Leaving out the pictures, transcribe all of the records faithfully.

━━━━

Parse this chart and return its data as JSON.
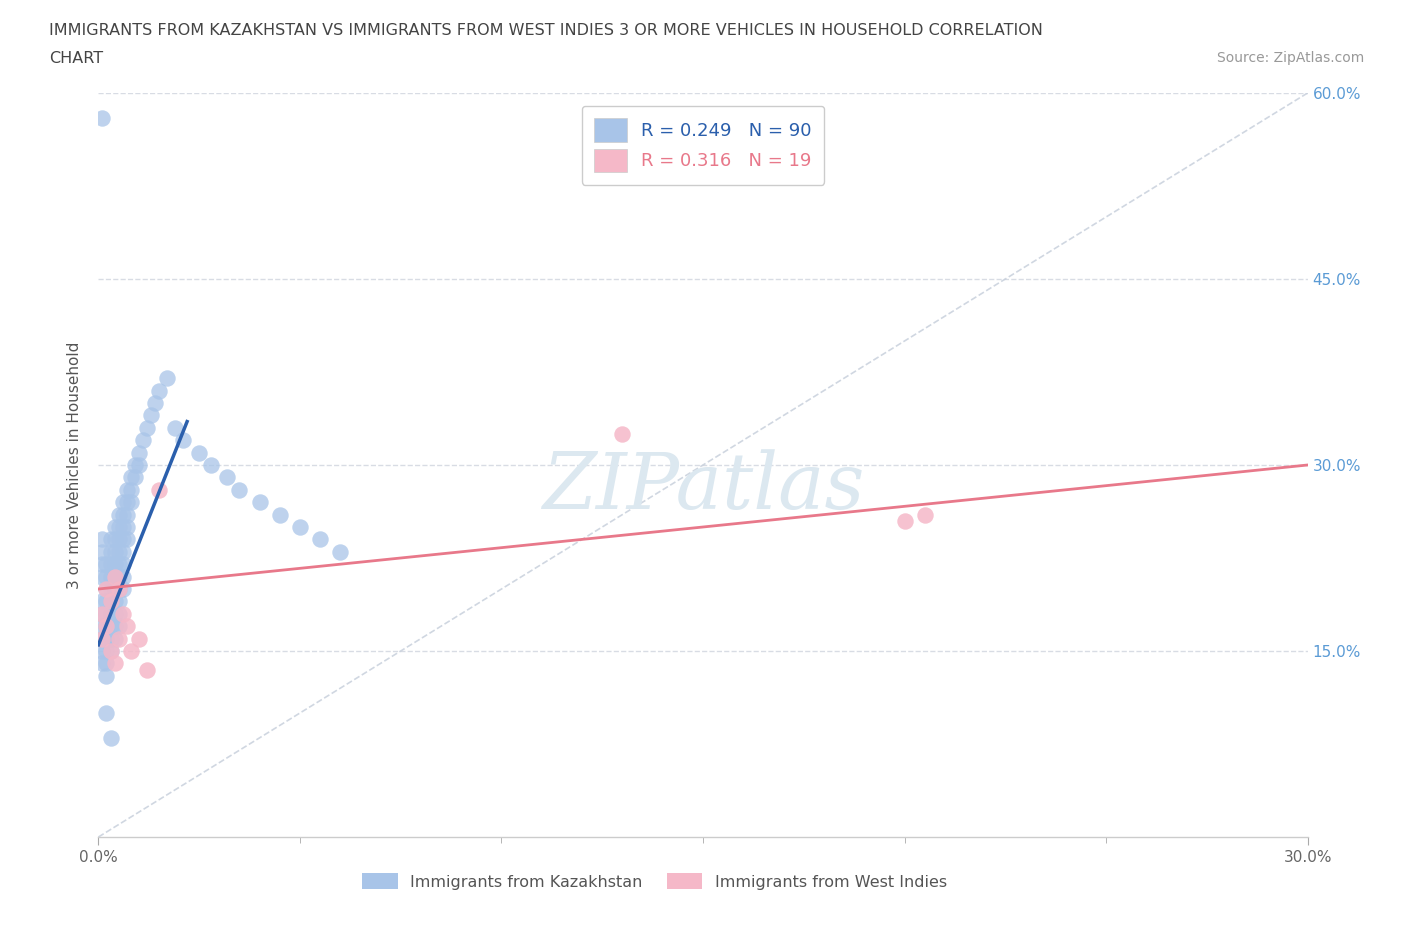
{
  "title_line1": "IMMIGRANTS FROM KAZAKHSTAN VS IMMIGRANTS FROM WEST INDIES 3 OR MORE VEHICLES IN HOUSEHOLD CORRELATION",
  "title_line2": "CHART",
  "source": "Source: ZipAtlas.com",
  "ylabel": "3 or more Vehicles in Household",
  "xmin": 0.0,
  "xmax": 0.3,
  "ymin": 0.0,
  "ymax": 0.6,
  "xtick_major": [
    0.0,
    0.3
  ],
  "xtick_minor": [
    0.05,
    0.1,
    0.15,
    0.2,
    0.25
  ],
  "ytick_vals": [
    0.15,
    0.3,
    0.45,
    0.6
  ],
  "kazakhstan_color": "#a8c4e8",
  "westindies_color": "#f5b8c8",
  "kazakhstan_line_color": "#2b5fac",
  "westindies_line_color": "#e8788a",
  "diag_line_color": "#c8d0dc",
  "background_color": "#ffffff",
  "grid_color": "#d8dce4",
  "right_tick_color": "#5b9bd5",
  "watermark_color": "#dce8f0",
  "R_kaz": 0.249,
  "N_kaz": 90,
  "R_wi": 0.316,
  "N_wi": 19,
  "kaz_x": [
    0.001,
    0.001,
    0.001,
    0.001,
    0.001,
    0.001,
    0.001,
    0.001,
    0.001,
    0.001,
    0.002,
    0.002,
    0.002,
    0.002,
    0.002,
    0.002,
    0.002,
    0.002,
    0.002,
    0.002,
    0.003,
    0.003,
    0.003,
    0.003,
    0.003,
    0.003,
    0.003,
    0.003,
    0.003,
    0.003,
    0.004,
    0.004,
    0.004,
    0.004,
    0.004,
    0.004,
    0.004,
    0.004,
    0.004,
    0.004,
    0.005,
    0.005,
    0.005,
    0.005,
    0.005,
    0.005,
    0.005,
    0.005,
    0.005,
    0.005,
    0.006,
    0.006,
    0.006,
    0.006,
    0.006,
    0.006,
    0.006,
    0.006,
    0.007,
    0.007,
    0.007,
    0.007,
    0.007,
    0.008,
    0.008,
    0.008,
    0.009,
    0.009,
    0.01,
    0.01,
    0.011,
    0.012,
    0.013,
    0.014,
    0.015,
    0.017,
    0.019,
    0.021,
    0.025,
    0.028,
    0.032,
    0.035,
    0.04,
    0.045,
    0.05,
    0.055,
    0.06,
    0.001,
    0.002,
    0.003
  ],
  "kaz_y": [
    0.19,
    0.21,
    0.22,
    0.23,
    0.24,
    0.18,
    0.17,
    0.16,
    0.15,
    0.14,
    0.2,
    0.21,
    0.22,
    0.19,
    0.18,
    0.17,
    0.16,
    0.15,
    0.14,
    0.13,
    0.23,
    0.24,
    0.22,
    0.21,
    0.2,
    0.19,
    0.18,
    0.17,
    0.16,
    0.15,
    0.25,
    0.24,
    0.23,
    0.22,
    0.21,
    0.2,
    0.19,
    0.18,
    0.17,
    0.16,
    0.26,
    0.25,
    0.24,
    0.23,
    0.22,
    0.21,
    0.2,
    0.19,
    0.18,
    0.17,
    0.27,
    0.26,
    0.25,
    0.24,
    0.23,
    0.22,
    0.21,
    0.2,
    0.28,
    0.27,
    0.26,
    0.25,
    0.24,
    0.29,
    0.28,
    0.27,
    0.3,
    0.29,
    0.31,
    0.3,
    0.32,
    0.33,
    0.34,
    0.35,
    0.36,
    0.37,
    0.33,
    0.32,
    0.31,
    0.3,
    0.29,
    0.28,
    0.27,
    0.26,
    0.25,
    0.24,
    0.23,
    0.58,
    0.1,
    0.08
  ],
  "wi_x": [
    0.001,
    0.001,
    0.002,
    0.002,
    0.003,
    0.003,
    0.004,
    0.004,
    0.005,
    0.005,
    0.006,
    0.007,
    0.008,
    0.01,
    0.015,
    0.13,
    0.2,
    0.205,
    0.012
  ],
  "wi_y": [
    0.18,
    0.16,
    0.2,
    0.17,
    0.19,
    0.15,
    0.21,
    0.14,
    0.2,
    0.16,
    0.18,
    0.17,
    0.15,
    0.16,
    0.28,
    0.325,
    0.255,
    0.26,
    0.135
  ],
  "kaz_line_x0": 0.0,
  "kaz_line_x1": 0.022,
  "kaz_line_y0": 0.155,
  "kaz_line_y1": 0.335,
  "wi_line_x0": 0.0,
  "wi_line_x1": 0.3,
  "wi_line_y0": 0.2,
  "wi_line_y1": 0.3
}
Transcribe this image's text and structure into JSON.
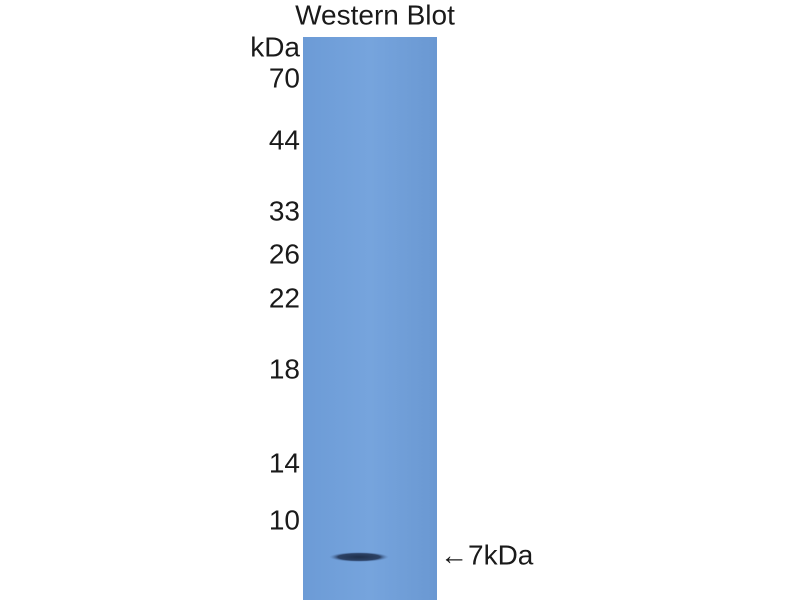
{
  "header": {
    "title": "Western Blot",
    "unit": "kDa"
  },
  "markers": [
    "70",
    "44",
    "33",
    "26",
    "22",
    "18",
    "14",
    "10"
  ],
  "band": {
    "label": "←7kDa"
  }
}
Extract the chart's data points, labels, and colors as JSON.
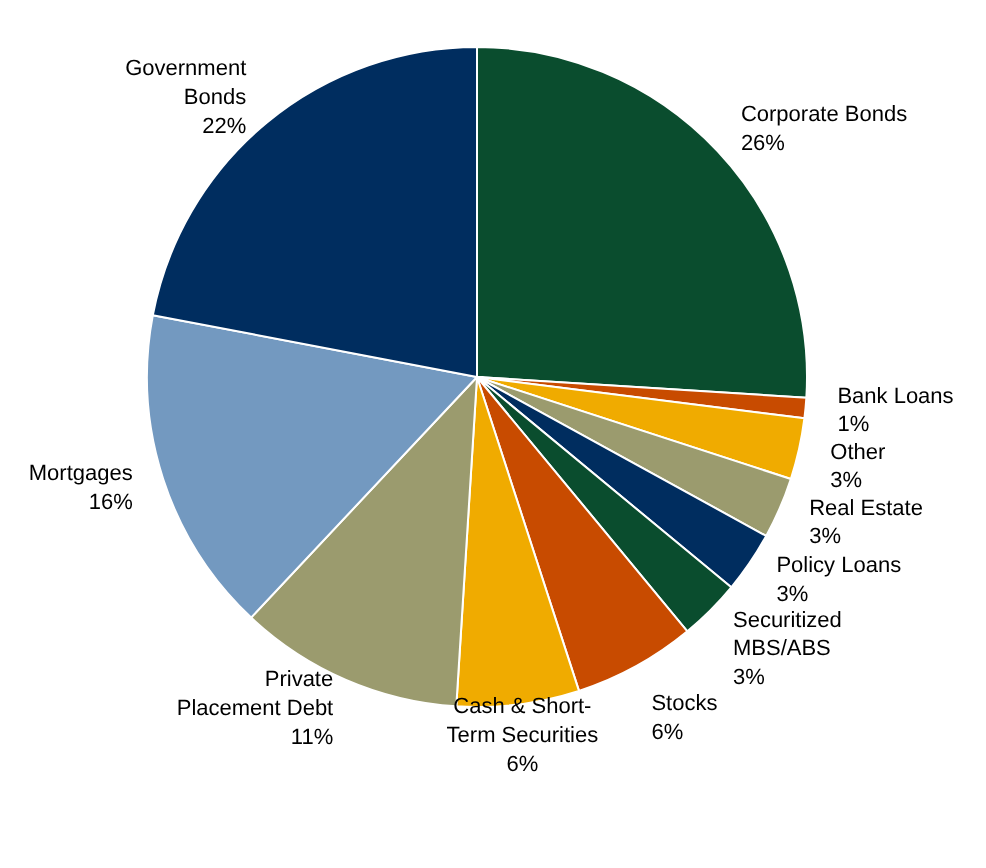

━━━━

**RESPONSE**
Parse this chart and return its data as JSON.
{
  "title_line1": "IMMIGRANTS FROM KAZAKHSTAN VS IMMIGRANTS FROM WEST INDIES 3 OR MORE VEHICLES IN HOUSEHOLD CORRELATION",
  "title_line2": "CHART",
  "source": "Source: ZipAtlas.com",
  "ylabel": "3 or more Vehicles in Household",
  "xmin": 0.0,
  "xmax": 0.3,
  "ymin": 0.0,
  "ymax": 0.6,
  "xtick_major": [
    0.0,
    0.3
  ],
  "xtick_minor": [
    0.05,
    0.1,
    0.15,
    0.2,
    0.25
  ],
  "ytick_vals": [
    0.15,
    0.3,
    0.45,
    0.6
  ],
  "kazakhstan_color": "#a8c4e8",
  "westindies_color": "#f5b8c8",
  "kazakhstan_line_color": "#2b5fac",
  "westindies_line_color": "#e8788a",
  "diag_line_color": "#c8d0dc",
  "background_color": "#ffffff",
  "grid_color": "#d8dce4",
  "right_tick_color": "#5b9bd5",
  "watermark_color": "#dce8f0",
  "R_kaz": 0.249,
  "N_kaz": 90,
  "R_wi": 0.316,
  "N_wi": 19,
  "kaz_x": [
    0.001,
    0.001,
    0.001,
    0.001,
    0.001,
    0.001,
    0.001,
    0.001,
    0.001,
    0.001,
    0.002,
    0.002,
    0.002,
    0.002,
    0.002,
    0.002,
    0.002,
    0.002,
    0.002,
    0.002,
    0.003,
    0.003,
    0.003,
    0.003,
    0.003,
    0.003,
    0.003,
    0.003,
    0.003,
    0.003,
    0.004,
    0.004,
    0.004,
    0.004,
    0.004,
    0.004,
    0.004,
    0.004,
    0.004,
    0.004,
    0.005,
    0.005,
    0.005,
    0.005,
    0.005,
    0.005,
    0.005,
    0.005,
    0.005,
    0.005,
    0.006,
    0.006,
    0.006,
    0.006,
    0.006,
    0.006,
    0.006,
    0.006,
    0.007,
    0.007,
    0.007,
    0.007,
    0.007,
    0.008,
    0.008,
    0.008,
    0.009,
    0.009,
    0.01,
    0.01,
    0.011,
    0.012,
    0.013,
    0.014,
    0.015,
    0.017,
    0.019,
    0.021,
    0.025,
    0.028,
    0.032,
    0.035,
    0.04,
    0.045,
    0.05,
    0.055,
    0.06,
    0.001,
    0.002,
    0.003
  ],
  "kaz_y": [
    0.19,
    0.21,
    0.22,
    0.23,
    0.24,
    0.18,
    0.17,
    0.16,
    0.15,
    0.14,
    0.2,
    0.21,
    0.22,
    0.19,
    0.18,
    0.17,
    0.16,
    0.15,
    0.14,
    0.13,
    0.23,
    0.24,
    0.22,
    0.21,
    0.2,
    0.19,
    0.18,
    0.17,
    0.16,
    0.15,
    0.25,
    0.24,
    0.23,
    0.22,
    0.21,
    0.2,
    0.19,
    0.18,
    0.17,
    0.16,
    0.26,
    0.25,
    0.24,
    0.23,
    0.22,
    0.21,
    0.2,
    0.19,
    0.18,
    0.17,
    0.27,
    0.26,
    0.25,
    0.24,
    0.23,
    0.22,
    0.21,
    0.2,
    0.28,
    0.27,
    0.26,
    0.25,
    0.24,
    0.29,
    0.28,
    0.27,
    0.3,
    0.29,
    0.31,
    0.3,
    0.32,
    0.33,
    0.34,
    0.35,
    0.36,
    0.37,
    0.33,
    0.32,
    0.31,
    0.3,
    0.29,
    0.28,
    0.27,
    0.26,
    0.25,
    0.24,
    0.23,
    0.58,
    0.1,
    0.08
  ],
  "wi_x": [
    0.001,
    0.001,
    0.002,
    0.002,
    0.003,
    0.003,
    0.004,
    0.004,
    0.005,
    0.005,
    0.006,
    0.007,
    0.008,
    0.01,
    0.015,
    0.13,
    0.2,
    0.205,
    0.012
  ],
  "wi_y": [
    0.18,
    0.16,
    0.2,
    0.17,
    0.19,
    0.15,
    0.21,
    0.14,
    0.2,
    0.16,
    0.18,
    0.17,
    0.15,
    0.16,
    0.28,
    0.325,
    0.255,
    0.26,
    0.135
  ],
  "kaz_line_x0": 0.0,
  "kaz_line_x1": 0.022,
  "kaz_line_y0": 0.155,
  "kaz_line_y1": 0.335,
  "wi_line_x0": 0.0,
  "wi_line_x1": 0.3,
  "wi_line_y0": 0.2,
  "wi_line_y1": 0.3
}
Transcribe this image's text and structure into JSON.
{
  "header": {
    "title": "Western Blot",
    "unit": "kDa"
  },
  "markers": [
    "70",
    "44",
    "33",
    "26",
    "22",
    "18",
    "14",
    "10"
  ],
  "band": {
    "label": "←7kDa"
  }
}
Extract the chart's data points, labels, and colors as JSON.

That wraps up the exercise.